■ Short task
Extract the full listing below without altering a single character.

[Figure dataset records]
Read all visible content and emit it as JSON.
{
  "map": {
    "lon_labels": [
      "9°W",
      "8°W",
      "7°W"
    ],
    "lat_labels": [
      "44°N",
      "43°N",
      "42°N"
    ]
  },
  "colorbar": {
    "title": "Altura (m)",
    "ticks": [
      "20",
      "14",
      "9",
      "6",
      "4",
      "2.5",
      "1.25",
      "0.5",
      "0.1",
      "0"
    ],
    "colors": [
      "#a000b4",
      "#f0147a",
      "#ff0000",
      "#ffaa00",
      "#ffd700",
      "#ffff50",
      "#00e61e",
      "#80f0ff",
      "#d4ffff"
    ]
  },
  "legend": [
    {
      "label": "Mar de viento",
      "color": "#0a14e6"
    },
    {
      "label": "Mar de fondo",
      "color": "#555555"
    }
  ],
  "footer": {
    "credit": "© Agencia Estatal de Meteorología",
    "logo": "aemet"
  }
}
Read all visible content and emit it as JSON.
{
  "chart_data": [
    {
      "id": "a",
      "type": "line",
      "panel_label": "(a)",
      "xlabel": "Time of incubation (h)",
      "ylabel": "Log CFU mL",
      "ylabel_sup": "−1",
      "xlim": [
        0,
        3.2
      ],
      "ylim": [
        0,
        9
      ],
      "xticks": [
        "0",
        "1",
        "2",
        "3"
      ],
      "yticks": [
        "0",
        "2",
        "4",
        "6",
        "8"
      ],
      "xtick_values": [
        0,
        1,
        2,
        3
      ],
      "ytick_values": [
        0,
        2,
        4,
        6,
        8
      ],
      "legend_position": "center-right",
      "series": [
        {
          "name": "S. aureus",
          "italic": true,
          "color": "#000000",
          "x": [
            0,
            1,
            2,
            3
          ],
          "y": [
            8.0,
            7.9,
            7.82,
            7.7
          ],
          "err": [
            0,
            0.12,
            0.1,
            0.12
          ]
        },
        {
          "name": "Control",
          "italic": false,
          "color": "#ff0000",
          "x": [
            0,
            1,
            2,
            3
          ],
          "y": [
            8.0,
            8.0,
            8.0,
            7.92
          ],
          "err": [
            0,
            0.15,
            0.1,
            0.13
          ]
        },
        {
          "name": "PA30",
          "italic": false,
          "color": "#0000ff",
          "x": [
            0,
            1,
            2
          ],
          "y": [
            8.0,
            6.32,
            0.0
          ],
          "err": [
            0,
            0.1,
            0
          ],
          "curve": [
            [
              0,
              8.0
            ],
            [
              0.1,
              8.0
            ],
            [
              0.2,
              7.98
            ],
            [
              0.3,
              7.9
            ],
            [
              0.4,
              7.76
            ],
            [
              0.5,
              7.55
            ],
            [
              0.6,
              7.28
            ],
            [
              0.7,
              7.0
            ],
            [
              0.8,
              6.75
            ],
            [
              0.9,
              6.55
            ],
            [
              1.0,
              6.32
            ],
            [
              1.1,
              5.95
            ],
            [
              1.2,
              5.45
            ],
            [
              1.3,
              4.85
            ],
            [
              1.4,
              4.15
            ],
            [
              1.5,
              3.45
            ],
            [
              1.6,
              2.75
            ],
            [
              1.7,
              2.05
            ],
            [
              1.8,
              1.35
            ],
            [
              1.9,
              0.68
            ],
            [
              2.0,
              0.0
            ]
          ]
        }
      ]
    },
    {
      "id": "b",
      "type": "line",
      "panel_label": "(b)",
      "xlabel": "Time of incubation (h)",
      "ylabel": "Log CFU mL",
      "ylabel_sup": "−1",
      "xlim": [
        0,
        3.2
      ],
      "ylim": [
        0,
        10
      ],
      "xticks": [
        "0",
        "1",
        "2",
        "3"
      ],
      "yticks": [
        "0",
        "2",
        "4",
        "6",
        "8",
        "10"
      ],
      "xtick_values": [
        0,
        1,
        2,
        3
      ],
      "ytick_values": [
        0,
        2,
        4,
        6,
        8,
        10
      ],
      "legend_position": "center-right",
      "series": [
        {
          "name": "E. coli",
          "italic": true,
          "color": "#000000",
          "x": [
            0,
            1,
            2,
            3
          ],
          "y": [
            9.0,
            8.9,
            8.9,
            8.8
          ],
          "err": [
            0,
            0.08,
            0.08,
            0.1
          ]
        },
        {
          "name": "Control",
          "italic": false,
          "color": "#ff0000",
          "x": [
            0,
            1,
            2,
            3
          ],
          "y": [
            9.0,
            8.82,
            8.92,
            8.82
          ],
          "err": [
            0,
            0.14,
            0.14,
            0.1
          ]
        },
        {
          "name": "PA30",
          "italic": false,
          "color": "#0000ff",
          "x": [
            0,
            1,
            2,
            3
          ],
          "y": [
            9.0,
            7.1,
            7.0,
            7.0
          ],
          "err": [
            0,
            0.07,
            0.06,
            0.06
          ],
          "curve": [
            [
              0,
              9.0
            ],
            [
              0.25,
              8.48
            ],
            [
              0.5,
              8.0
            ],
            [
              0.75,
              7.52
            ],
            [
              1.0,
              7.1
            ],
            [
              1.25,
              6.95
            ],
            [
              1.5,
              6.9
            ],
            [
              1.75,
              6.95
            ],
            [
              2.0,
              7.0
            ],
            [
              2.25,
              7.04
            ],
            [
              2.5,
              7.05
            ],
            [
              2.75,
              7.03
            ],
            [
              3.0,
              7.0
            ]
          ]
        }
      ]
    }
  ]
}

■ Answer to this problem
Read all visible content and emit it as JSON.
{
  "map": {
    "lon_labels": [
      "9°W",
      "8°W",
      "7°W"
    ],
    "lat_labels": [
      "44°N",
      "43°N",
      "42°N"
    ]
  },
  "colorbar": {
    "title": "Altura (m)",
    "ticks": [
      "20",
      "14",
      "9",
      "6",
      "4",
      "2.5",
      "1.25",
      "0.5",
      "0.1",
      "0"
    ],
    "colors": [
      "#a000b4",
      "#f0147a",
      "#ff0000",
      "#ffaa00",
      "#ffd700",
      "#ffff50",
      "#00e61e",
      "#80f0ff",
      "#d4ffff"
    ]
  },
  "legend": [
    {
      "label": "Mar de viento",
      "color": "#0a14e6"
    },
    {
      "label": "Mar de fondo",
      "color": "#555555"
    }
  ],
  "footer": {
    "credit": "© Agencia Estatal de Meteorología",
    "logo": "aemet"
  }
}
Read all visible content and emit it as JSON.
{
  "chart_data": [
    {
      "id": "a",
      "type": "line",
      "panel_label": "(a)",
      "xlabel": "Time of incubation (h)",
      "ylabel": "Log CFU mL",
      "ylabel_sup": "−1",
      "xlim": [
        0,
        3.2
      ],
      "ylim": [
        0,
        9
      ],
      "xticks": [
        "0",
        "1",
        "2",
        "3"
      ],
      "yticks": [
        "0",
        "2",
        "4",
        "6",
        "8"
      ],
      "xtick_values": [
        0,
        1,
        2,
        3
      ],
      "ytick_values": [
        0,
        2,
        4,
        6,
        8
      ],
      "legend_position": "center-right",
      "series": [
        {
          "name": "S. aureus",
          "italic": true,
          "color": "#000000",
          "x": [
            0,
            1,
            2,
            3
          ],
          "y": [
            8.0,
            7.9,
            7.82,
            7.7
          ],
          "err": [
            0,
            0.12,
            0.1,
            0.12
          ]
        },
        {
          "name": "Control",
          "italic": false,
          "color": "#ff0000",
          "x": [
            0,
            1,
            2,
            3
          ],
          "y": [
            8.0,
            8.0,
            8.0,
            7.92
          ],
          "err": [
            0,
            0.15,
            0.1,
            0.13
          ]
        },
        {
          "name": "PA30",
          "italic": false,
          "color": "#0000ff",
          "x": [
            0,
            1,
            2
          ],
          "y": [
            8.0,
            6.32,
            0.0
          ],
          "err": [
            0,
            0.1,
            0
          ],
          "curve": [
            [
              0,
              8.0
            ],
            [
              0.1,
              8.0
            ],
            [
              0.2,
              7.98
            ],
            [
              0.3,
              7.9
            ],
            [
              0.4,
              7.76
            ],
            [
              0.5,
              7.55
            ],
            [
              0.6,
              7.28
            ],
            [
              0.7,
              7.0
            ],
            [
              0.8,
              6.75
            ],
            [
              0.9,
              6.55
            ],
            [
              1.0,
              6.32
            ],
            [
              1.1,
              5.95
            ],
            [
              1.2,
              5.45
            ],
            [
              1.3,
              4.85
            ],
            [
              1.4,
              4.15
            ],
            [
              1.5,
              3.45
            ],
            [
              1.6,
              2.75
            ],
            [
              1.7,
              2.05
            ],
            [
              1.8,
              1.35
            ],
            [
              1.9,
              0.68
            ],
            [
              2.0,
              0.0
            ]
          ]
        }
      ]
    },
    {
      "id": "b",
      "type": "line",
      "panel_label": "(b)",
      "xlabel": "Time of incubation (h)",
      "ylabel": "Log CFU mL",
      "ylabel_sup": "−1",
      "xlim": [
        0,
        3.2
      ],
      "ylim": [
        0,
        10
      ],
      "xticks": [
        "0",
        "1",
        "2",
        "3"
      ],
      "yticks": [
        "0",
        "2",
        "4",
        "6",
        "8",
        "10"
      ],
      "xtick_values": [
        0,
        1,
        2,
        3
      ],
      "ytick_values": [
        0,
        2,
        4,
        6,
        8,
        10
      ],
      "legend_position": "center-right",
      "series": [
        {
          "name": "E. coli",
          "italic": true,
          "color": "#000000",
          "x": [
            0,
            1,
            2,
            3
          ],
          "y": [
            9.0,
            8.9,
            8.9,
            8.8
          ],
          "err": [
            0,
            0.08,
            0.08,
            0.1
          ]
        },
        {
          "name": "Control",
          "italic": false,
          "color": "#ff0000",
          "x": [
            0,
            1,
            2,
            3
          ],
          "y": [
            9.0,
            8.82,
            8.92,
            8.82
          ],
          "err": [
            0,
            0.14,
            0.14,
            0.1
          ]
        },
        {
          "name": "PA30",
          "italic": false,
          "color": "#0000ff",
          "x": [
            0,
            1,
            2,
            3
          ],
          "y": [
            9.0,
            7.1,
            7.0,
            7.0
          ],
          "err": [
            0,
            0.07,
            0.06,
            0.06
          ],
          "curve": [
            [
              0,
              9.0
            ],
            [
              0.25,
              8.48
            ],
            [
              0.5,
              8.0
            ],
            [
              0.75,
              7.52
            ],
            [
              1.0,
              7.1
            ],
            [
              1.25,
              6.95
            ],
            [
              1.5,
              6.9
            ],
            [
              1.75,
              6.95
            ],
            [
              2.0,
              7.0
            ],
            [
              2.25,
              7.04
            ],
            [
              2.5,
              7.05
            ],
            [
              2.75,
              7.03
            ],
            [
              3.0,
              7.0
            ]
          ]
        }
      ]
    }
  ]
}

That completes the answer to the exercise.